##### Dataset excerpts

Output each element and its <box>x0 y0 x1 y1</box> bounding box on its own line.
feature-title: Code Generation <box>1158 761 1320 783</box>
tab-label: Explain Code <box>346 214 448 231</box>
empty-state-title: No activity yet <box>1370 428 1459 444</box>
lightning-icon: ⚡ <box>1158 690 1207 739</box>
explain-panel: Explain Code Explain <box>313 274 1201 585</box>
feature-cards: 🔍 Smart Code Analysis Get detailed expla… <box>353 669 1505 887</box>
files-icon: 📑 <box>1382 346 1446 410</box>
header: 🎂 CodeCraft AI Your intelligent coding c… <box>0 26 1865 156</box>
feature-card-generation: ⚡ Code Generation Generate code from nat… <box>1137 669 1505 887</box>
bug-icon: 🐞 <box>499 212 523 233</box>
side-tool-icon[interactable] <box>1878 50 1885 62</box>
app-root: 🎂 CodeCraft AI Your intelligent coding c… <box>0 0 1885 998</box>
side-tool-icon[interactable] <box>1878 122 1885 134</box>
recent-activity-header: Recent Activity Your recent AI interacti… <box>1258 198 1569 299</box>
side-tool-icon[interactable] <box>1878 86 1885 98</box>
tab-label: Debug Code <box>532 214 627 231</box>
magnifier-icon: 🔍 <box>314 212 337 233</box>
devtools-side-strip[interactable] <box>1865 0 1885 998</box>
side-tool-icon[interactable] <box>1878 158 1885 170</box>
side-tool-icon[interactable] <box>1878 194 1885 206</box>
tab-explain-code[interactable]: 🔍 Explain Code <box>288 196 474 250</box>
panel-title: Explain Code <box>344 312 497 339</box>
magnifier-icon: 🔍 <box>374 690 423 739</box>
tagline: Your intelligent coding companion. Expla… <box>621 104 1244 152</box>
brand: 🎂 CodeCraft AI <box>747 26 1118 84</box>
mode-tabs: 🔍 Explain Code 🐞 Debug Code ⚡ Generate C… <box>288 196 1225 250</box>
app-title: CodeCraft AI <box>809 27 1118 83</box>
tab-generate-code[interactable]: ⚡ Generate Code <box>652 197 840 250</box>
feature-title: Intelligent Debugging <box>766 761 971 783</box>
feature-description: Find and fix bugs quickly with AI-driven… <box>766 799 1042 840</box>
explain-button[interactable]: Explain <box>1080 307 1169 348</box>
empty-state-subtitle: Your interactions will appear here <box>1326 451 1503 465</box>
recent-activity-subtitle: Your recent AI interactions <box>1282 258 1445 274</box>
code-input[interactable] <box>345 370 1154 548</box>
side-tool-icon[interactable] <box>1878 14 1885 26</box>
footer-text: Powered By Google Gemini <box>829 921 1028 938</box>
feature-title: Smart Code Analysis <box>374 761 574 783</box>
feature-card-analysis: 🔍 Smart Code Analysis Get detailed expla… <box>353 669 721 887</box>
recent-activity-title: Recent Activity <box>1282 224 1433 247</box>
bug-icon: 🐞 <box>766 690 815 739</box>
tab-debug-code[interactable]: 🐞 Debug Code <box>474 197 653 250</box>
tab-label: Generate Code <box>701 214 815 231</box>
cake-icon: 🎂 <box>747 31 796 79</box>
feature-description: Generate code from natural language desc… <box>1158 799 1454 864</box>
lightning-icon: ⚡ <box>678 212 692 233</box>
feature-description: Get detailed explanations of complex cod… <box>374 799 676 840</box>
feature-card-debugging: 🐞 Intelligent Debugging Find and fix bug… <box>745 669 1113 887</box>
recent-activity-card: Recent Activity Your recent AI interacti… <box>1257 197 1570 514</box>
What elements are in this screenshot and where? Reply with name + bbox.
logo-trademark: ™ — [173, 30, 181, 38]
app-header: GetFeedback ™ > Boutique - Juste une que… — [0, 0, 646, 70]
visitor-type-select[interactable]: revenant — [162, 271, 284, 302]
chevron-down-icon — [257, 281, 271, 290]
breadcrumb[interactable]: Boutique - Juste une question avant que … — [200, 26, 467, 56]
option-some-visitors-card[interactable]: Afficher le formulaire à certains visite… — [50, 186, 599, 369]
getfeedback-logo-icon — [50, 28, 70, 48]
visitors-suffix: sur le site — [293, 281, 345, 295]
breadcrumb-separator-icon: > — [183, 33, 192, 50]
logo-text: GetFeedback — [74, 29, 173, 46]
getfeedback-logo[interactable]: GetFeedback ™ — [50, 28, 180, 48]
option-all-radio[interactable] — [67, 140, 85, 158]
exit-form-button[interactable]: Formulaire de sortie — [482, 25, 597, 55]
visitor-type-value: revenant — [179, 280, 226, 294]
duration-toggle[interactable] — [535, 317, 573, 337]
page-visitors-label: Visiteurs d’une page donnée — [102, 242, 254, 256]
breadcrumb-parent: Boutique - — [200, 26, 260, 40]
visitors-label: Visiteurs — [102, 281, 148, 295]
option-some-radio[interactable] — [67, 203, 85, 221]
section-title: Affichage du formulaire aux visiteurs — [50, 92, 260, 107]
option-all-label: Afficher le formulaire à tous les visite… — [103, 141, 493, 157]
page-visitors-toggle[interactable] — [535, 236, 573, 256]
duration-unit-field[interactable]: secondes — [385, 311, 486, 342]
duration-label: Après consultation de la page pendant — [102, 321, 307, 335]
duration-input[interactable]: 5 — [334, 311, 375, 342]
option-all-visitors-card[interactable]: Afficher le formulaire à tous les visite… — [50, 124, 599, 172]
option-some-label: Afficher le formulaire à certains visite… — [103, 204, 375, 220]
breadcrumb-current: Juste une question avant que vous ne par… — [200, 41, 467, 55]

##########

Reproduce every line of the material above, without changing anything.

Output each element and its <box>x0 y0 x1 y1</box> bounding box on its own line.
feature-title: Code Generation <box>1158 761 1320 783</box>
tab-label: Explain Code <box>346 214 448 231</box>
empty-state-title: No activity yet <box>1370 428 1459 444</box>
lightning-icon: ⚡ <box>1158 690 1207 739</box>
explain-panel: Explain Code Explain <box>313 274 1201 585</box>
feature-cards: 🔍 Smart Code Analysis Get detailed expla… <box>353 669 1505 887</box>
files-icon: 📑 <box>1382 346 1446 410</box>
header: 🎂 CodeCraft AI Your intelligent coding c… <box>0 26 1865 156</box>
feature-card-generation: ⚡ Code Generation Generate code from nat… <box>1137 669 1505 887</box>
bug-icon: 🐞 <box>499 212 523 233</box>
side-tool-icon[interactable] <box>1878 50 1885 62</box>
app-root: 🎂 CodeCraft AI Your intelligent coding c… <box>0 0 1885 998</box>
side-tool-icon[interactable] <box>1878 122 1885 134</box>
recent-activity-header: Recent Activity Your recent AI interacti… <box>1258 198 1569 299</box>
side-tool-icon[interactable] <box>1878 86 1885 98</box>
tab-label: Debug Code <box>532 214 627 231</box>
magnifier-icon: 🔍 <box>314 212 337 233</box>
devtools-side-strip[interactable] <box>1865 0 1885 998</box>
side-tool-icon[interactable] <box>1878 158 1885 170</box>
side-tool-icon[interactable] <box>1878 194 1885 206</box>
tab-explain-code[interactable]: 🔍 Explain Code <box>288 196 474 250</box>
panel-title: Explain Code <box>344 312 497 339</box>
magnifier-icon: 🔍 <box>374 690 423 739</box>
tagline: Your intelligent coding companion. Expla… <box>621 104 1244 152</box>
brand: 🎂 CodeCraft AI <box>747 26 1118 84</box>
mode-tabs: 🔍 Explain Code 🐞 Debug Code ⚡ Generate C… <box>288 196 1225 250</box>
app-title: CodeCraft AI <box>809 27 1118 83</box>
tab-generate-code[interactable]: ⚡ Generate Code <box>652 197 840 250</box>
feature-title: Intelligent Debugging <box>766 761 971 783</box>
feature-description: Find and fix bugs quickly with AI-driven… <box>766 799 1042 840</box>
explain-button[interactable]: Explain <box>1080 307 1169 348</box>
empty-state-subtitle: Your interactions will appear here <box>1326 451 1503 465</box>
recent-activity-subtitle: Your recent AI interactions <box>1282 258 1445 274</box>
code-input[interactable] <box>345 370 1154 548</box>
side-tool-icon[interactable] <box>1878 14 1885 26</box>
footer-text: Powered By Google Gemini <box>829 921 1028 938</box>
feature-title: Smart Code Analysis <box>374 761 574 783</box>
feature-card-analysis: 🔍 Smart Code Analysis Get detailed expla… <box>353 669 721 887</box>
recent-activity-title: Recent Activity <box>1282 224 1433 247</box>
bug-icon: 🐞 <box>766 690 815 739</box>
tab-debug-code[interactable]: 🐞 Debug Code <box>474 197 653 250</box>
tab-label: Generate Code <box>701 214 815 231</box>
cake-icon: 🎂 <box>747 31 796 79</box>
feature-description: Generate code from natural language desc… <box>1158 799 1454 864</box>
lightning-icon: ⚡ <box>678 212 692 233</box>
feature-description: Get detailed explanations of complex cod… <box>374 799 676 840</box>
feature-card-debugging: 🐞 Intelligent Debugging Find and fix bug… <box>745 669 1113 887</box>
recent-activity-card: Recent Activity Your recent AI interacti… <box>1257 197 1570 514</box>
What elements are in this screenshot and where? Reply with name + bbox.
logo-trademark: ™ — [173, 30, 181, 38]
app-header: GetFeedback ™ > Boutique - Juste une que… — [0, 0, 646, 70]
visitor-type-select[interactable]: revenant — [162, 271, 284, 302]
chevron-down-icon — [257, 281, 271, 290]
breadcrumb[interactable]: Boutique - Juste une question avant que … — [200, 26, 467, 56]
option-some-visitors-card[interactable]: Afficher le formulaire à certains visite… — [50, 186, 599, 369]
getfeedback-logo-icon — [50, 28, 70, 48]
visitors-suffix: sur le site — [293, 281, 345, 295]
breadcrumb-separator-icon: > — [183, 33, 192, 50]
logo-text: GetFeedback — [74, 29, 173, 46]
getfeedback-logo[interactable]: GetFeedback ™ — [50, 28, 180, 48]
option-all-radio[interactable] — [67, 140, 85, 158]
exit-form-button[interactable]: Formulaire de sortie — [482, 25, 597, 55]
visitor-type-value: revenant — [179, 280, 226, 294]
duration-toggle[interactable] — [535, 317, 573, 337]
page-visitors-label: Visiteurs d’une page donnée — [102, 242, 254, 256]
breadcrumb-parent: Boutique - — [200, 26, 260, 40]
visitors-label: Visiteurs — [102, 281, 148, 295]
option-some-radio[interactable] — [67, 203, 85, 221]
section-title: Affichage du formulaire aux visiteurs — [50, 92, 260, 107]
option-all-label: Afficher le formulaire à tous les visite… — [103, 141, 493, 157]
page-visitors-toggle[interactable] — [535, 236, 573, 256]
duration-unit-field[interactable]: secondes — [385, 311, 486, 342]
duration-label: Après consultation de la page pendant — [102, 321, 307, 335]
duration-input[interactable]: 5 — [334, 311, 375, 342]
option-all-visitors-card[interactable]: Afficher le formulaire à tous les visite… — [50, 124, 599, 172]
option-some-label: Afficher le formulaire à certains visite… — [103, 204, 375, 220]
breadcrumb-current: Juste une question avant que vous ne par… — [200, 41, 467, 55]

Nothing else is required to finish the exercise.